THE EXERCISE:
Exclude images, then output the remaining data verbatim.

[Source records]
——————
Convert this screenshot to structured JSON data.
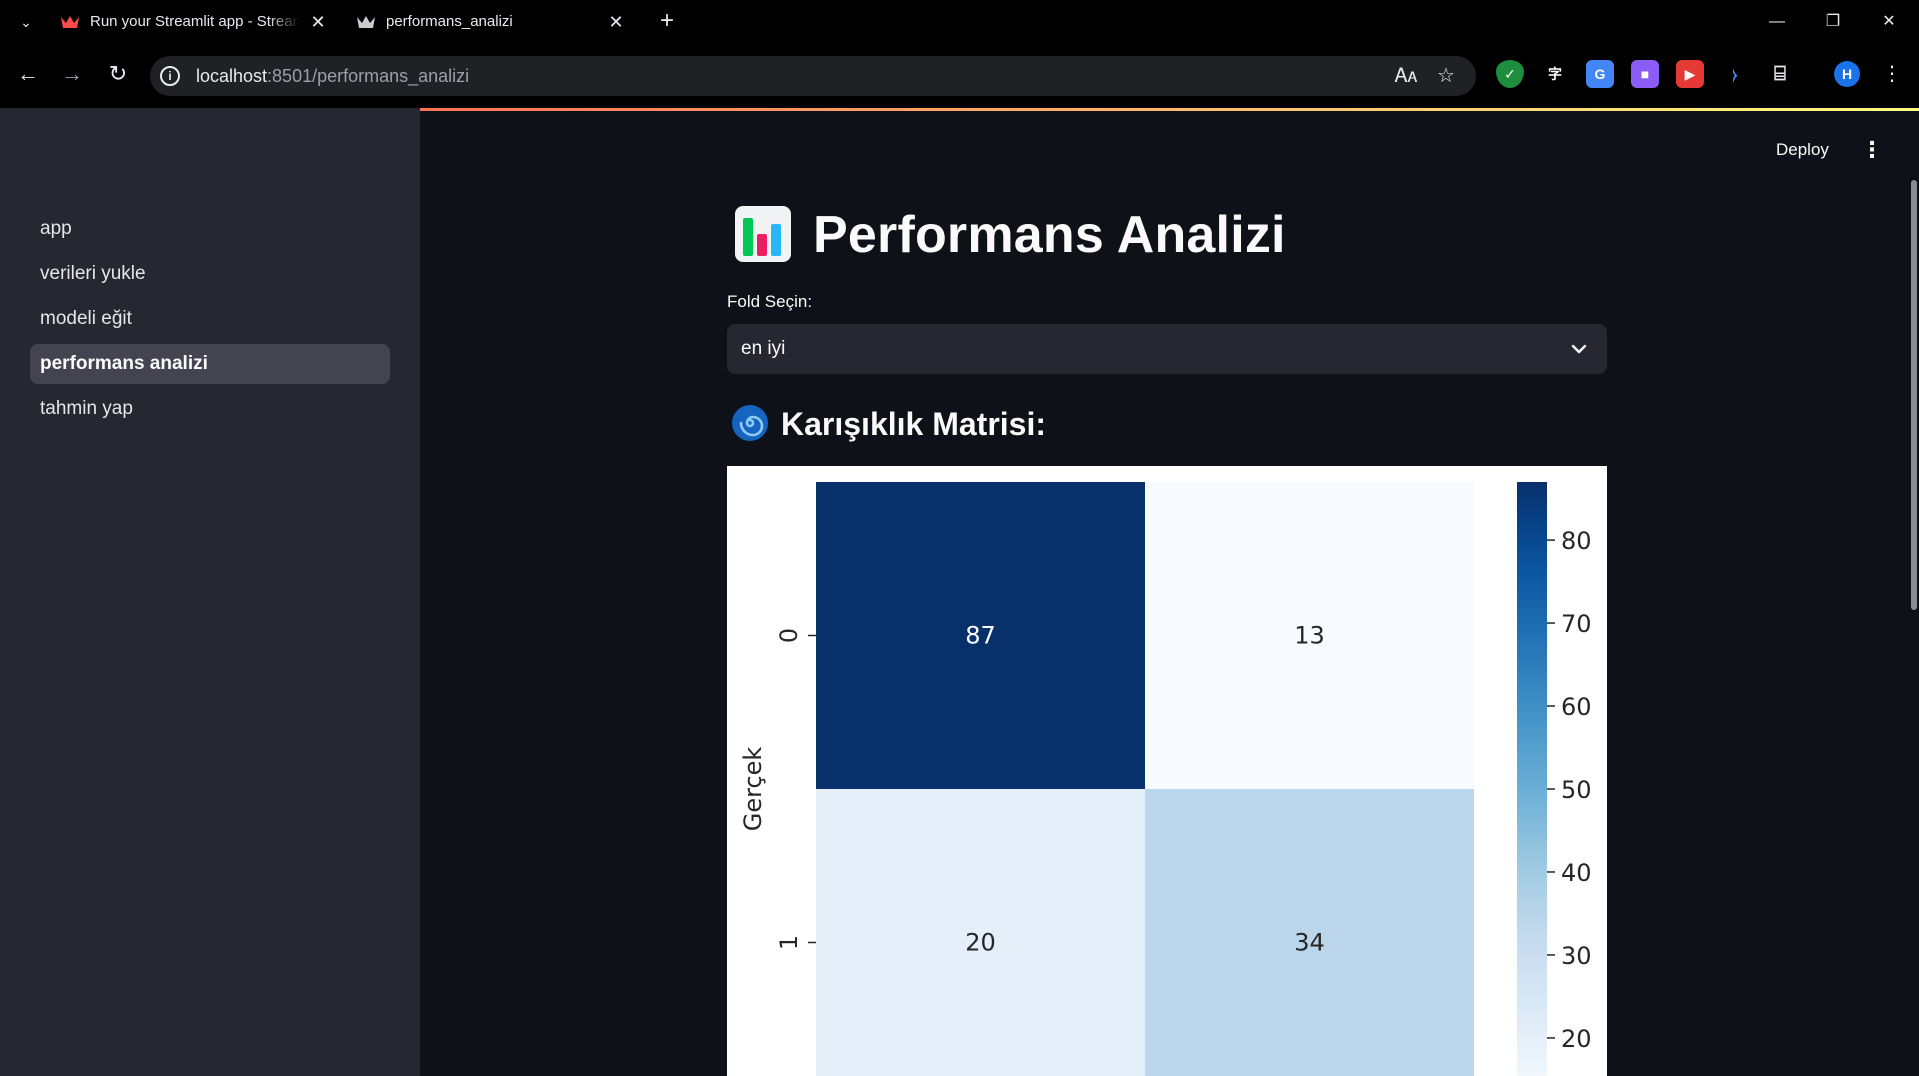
{
  "browser": {
    "tabs": [
      {
        "title": "Run your Streamlit app - Streamlit",
        "active": false
      },
      {
        "title": "performans_analizi",
        "active": true
      }
    ],
    "url_host": "localhost",
    "url_rest": ":8501/performans_analizi",
    "profile_initial": "H"
  },
  "header": {
    "deploy_label": "Deploy"
  },
  "sidebar": {
    "items": [
      {
        "label": "app",
        "active": false
      },
      {
        "label": "verileri yukle",
        "active": false
      },
      {
        "label": "modeli eğit",
        "active": false
      },
      {
        "label": "performans analizi",
        "active": true
      },
      {
        "label": "tahmin yap",
        "active": false
      }
    ]
  },
  "main": {
    "title": "Performans Analizi",
    "title_icon": "bar-chart-icon",
    "fold_label": "Fold Seçin:",
    "fold_value": "en iyi",
    "subheader": "Karışıklık Matrisi:",
    "subheader_icon": "cyclone-icon"
  },
  "colors": {
    "app_bg": "#0e1117",
    "sidebar_bg": "#262730",
    "accent": "#ff4b4b"
  },
  "chart_data": {
    "type": "heatmap",
    "title": "",
    "ylabel": "Gerçek",
    "xlabel": "",
    "y_categories": [
      "0",
      "1"
    ],
    "matrix": [
      [
        87,
        13
      ],
      [
        20,
        34
      ]
    ],
    "colormap": "Blues",
    "vmin": 13,
    "vmax": 87,
    "colorbar_ticks": [
      20,
      30,
      40,
      50,
      60,
      70,
      80
    ]
  }
}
——————
EXERCISE OUTPUT:
Convert this screenshot to structured JSON data.
{
  "browser": {
    "tabs": [
      {
        "title": "Run your Streamlit app - Streamlit",
        "active": false
      },
      {
        "title": "performans_analizi",
        "active": true
      }
    ],
    "url_host": "localhost",
    "url_rest": ":8501/performans_analizi",
    "profile_initial": "H"
  },
  "header": {
    "deploy_label": "Deploy"
  },
  "sidebar": {
    "items": [
      {
        "label": "app",
        "active": false
      },
      {
        "label": "verileri yukle",
        "active": false
      },
      {
        "label": "modeli eğit",
        "active": false
      },
      {
        "label": "performans analizi",
        "active": true
      },
      {
        "label": "tahmin yap",
        "active": false
      }
    ]
  },
  "main": {
    "title": "Performans Analizi",
    "title_icon": "bar-chart-icon",
    "fold_label": "Fold Seçin:",
    "fold_value": "en iyi",
    "subheader": "Karışıklık Matrisi:",
    "subheader_icon": "cyclone-icon"
  },
  "colors": {
    "app_bg": "#0e1117",
    "sidebar_bg": "#262730",
    "accent": "#ff4b4b"
  },
  "chart_data": {
    "type": "heatmap",
    "title": "",
    "ylabel": "Gerçek",
    "xlabel": "",
    "y_categories": [
      "0",
      "1"
    ],
    "matrix": [
      [
        87,
        13
      ],
      [
        20,
        34
      ]
    ],
    "colormap": "Blues",
    "vmin": 13,
    "vmax": 87,
    "colorbar_ticks": [
      20,
      30,
      40,
      50,
      60,
      70,
      80
    ]
  }
}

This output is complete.